Records
══════════════════════════════

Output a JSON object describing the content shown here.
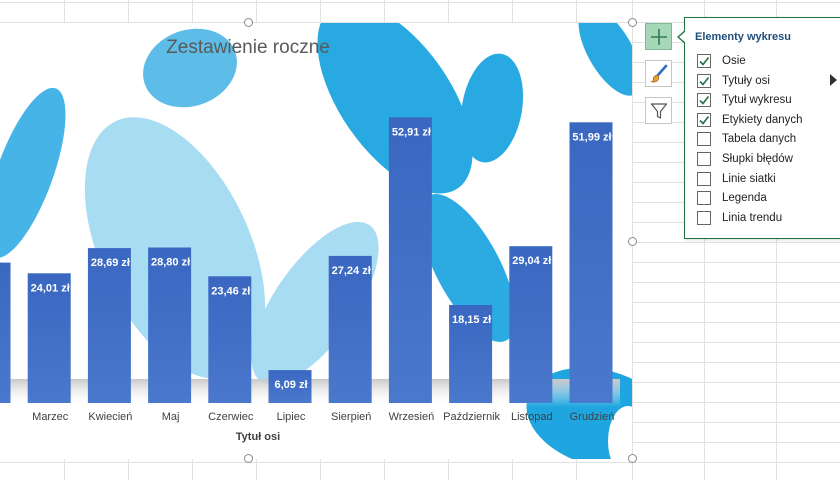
{
  "chart_data": {
    "type": "bar",
    "title": "Zestawienie roczne",
    "xlabel": "Tytuł osi",
    "ylabel": "",
    "ylim": [
      0,
      60
    ],
    "categories": [
      "",
      "Marzec",
      "Kwiecień",
      "Maj",
      "Czerwiec",
      "Lipiec",
      "Sierpień",
      "Wrzesień",
      "Październik",
      "Listopad",
      "Grudzień"
    ],
    "series": [
      {
        "values": [
          26.0,
          24.01,
          28.69,
          28.8,
          23.46,
          6.09,
          27.24,
          52.91,
          18.15,
          29.04,
          51.99
        ]
      }
    ],
    "data_labels": [
      "",
      "24,01 zł",
      "28,69 zł",
      "28,80 zł",
      "23,46 zł",
      "6,09 zł",
      "27,24 zł",
      "52,91 zł",
      "18,15 zł",
      "29,04 zł",
      "51,99 zł"
    ],
    "grid": false,
    "legend": "none",
    "bar_color": "#4472c4"
  },
  "panel": {
    "title": "Elementy wykresu",
    "options": [
      {
        "label": "Osie",
        "checked": true
      },
      {
        "label": "Tytuły osi",
        "checked": true
      },
      {
        "label": "Tytuł wykresu",
        "checked": true
      },
      {
        "label": "Etykiety danych",
        "checked": true
      },
      {
        "label": "Tabela danych",
        "checked": false
      },
      {
        "label": "Słupki błędów",
        "checked": false
      },
      {
        "label": "Linie siatki",
        "checked": false
      },
      {
        "label": "Legenda",
        "checked": false
      },
      {
        "label": "Linia trendu",
        "checked": false
      }
    ]
  },
  "side_buttons": [
    {
      "name": "chart-elements",
      "icon": "plus-icon",
      "active": true
    },
    {
      "name": "chart-styles",
      "icon": "paintbrush-icon",
      "active": false
    },
    {
      "name": "chart-filters",
      "icon": "filter-icon",
      "active": false
    }
  ],
  "colors": {
    "accent": "#217346",
    "panel_title": "#1f4e79",
    "bubble_dark": "#1fa6e0",
    "bubble_light": "#a8dcf2"
  }
}
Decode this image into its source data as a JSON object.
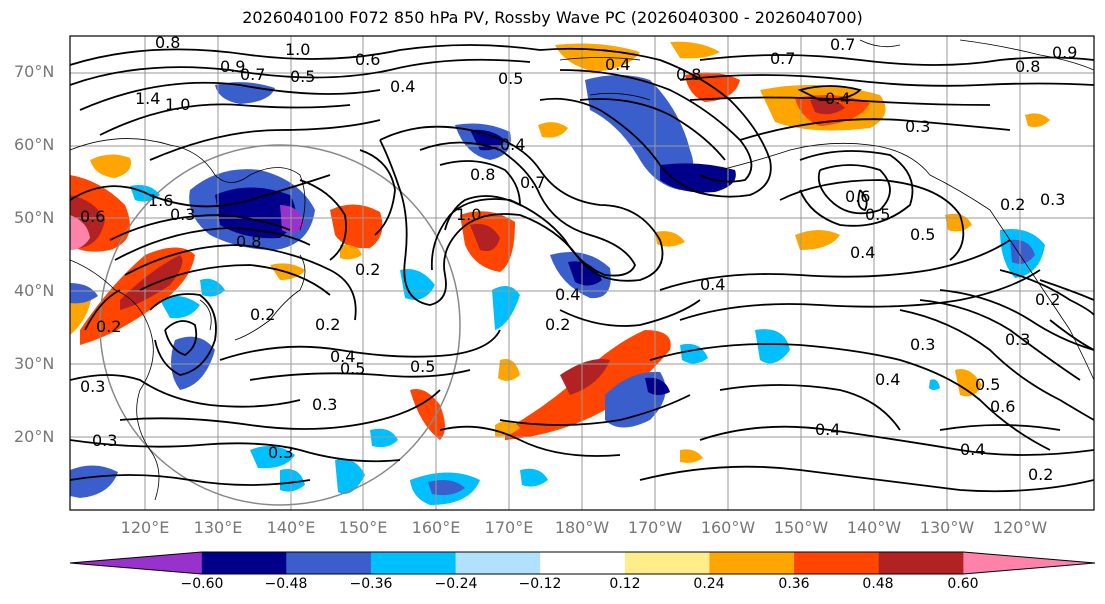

══════════════════════════════

Copy the listing in full and without alteration, omitting every picture.

Output a JSON object describing the content shown here.
{
  "chart_data": {
    "type": "bar",
    "title": "Zestawienie roczne",
    "xlabel": "Tytuł osi",
    "ylabel": "",
    "ylim": [
      0,
      60
    ],
    "categories": [
      "",
      "Marzec",
      "Kwiecień",
      "Maj",
      "Czerwiec",
      "Lipiec",
      "Sierpień",
      "Wrzesień",
      "Październik",
      "Listopad",
      "Grudzień"
    ],
    "series": [
      {
        "values": [
          26.0,
          24.01,
          28.69,
          28.8,
          23.46,
          6.09,
          27.24,
          52.91,
          18.15,
          29.04,
          51.99
        ]
      }
    ],
    "data_labels": [
      "",
      "24,01 zł",
      "28,69 zł",
      "28,80 zł",
      "23,46 zł",
      "6,09 zł",
      "27,24 zł",
      "52,91 zł",
      "18,15 zł",
      "29,04 zł",
      "51,99 zł"
    ],
    "grid": false,
    "legend": "none",
    "bar_color": "#4472c4"
  },
  "panel": {
    "title": "Elementy wykresu",
    "options": [
      {
        "label": "Osie",
        "checked": true
      },
      {
        "label": "Tytuły osi",
        "checked": true
      },
      {
        "label": "Tytuł wykresu",
        "checked": true
      },
      {
        "label": "Etykiety danych",
        "checked": true
      },
      {
        "label": "Tabela danych",
        "checked": false
      },
      {
        "label": "Słupki błędów",
        "checked": false
      },
      {
        "label": "Linie siatki",
        "checked": false
      },
      {
        "label": "Legenda",
        "checked": false
      },
      {
        "label": "Linia trendu",
        "checked": false
      }
    ]
  },
  "side_buttons": [
    {
      "name": "chart-elements",
      "icon": "plus-icon",
      "active": true
    },
    {
      "name": "chart-styles",
      "icon": "paintbrush-icon",
      "active": false
    },
    {
      "name": "chart-filters",
      "icon": "filter-icon",
      "active": false
    }
  ],
  "colors": {
    "accent": "#217346",
    "panel_title": "#1f4e79",
    "bubble_dark": "#1fa6e0",
    "bubble_light": "#a8dcf2"
  }
}
Decode this image into its source data as a JSON object.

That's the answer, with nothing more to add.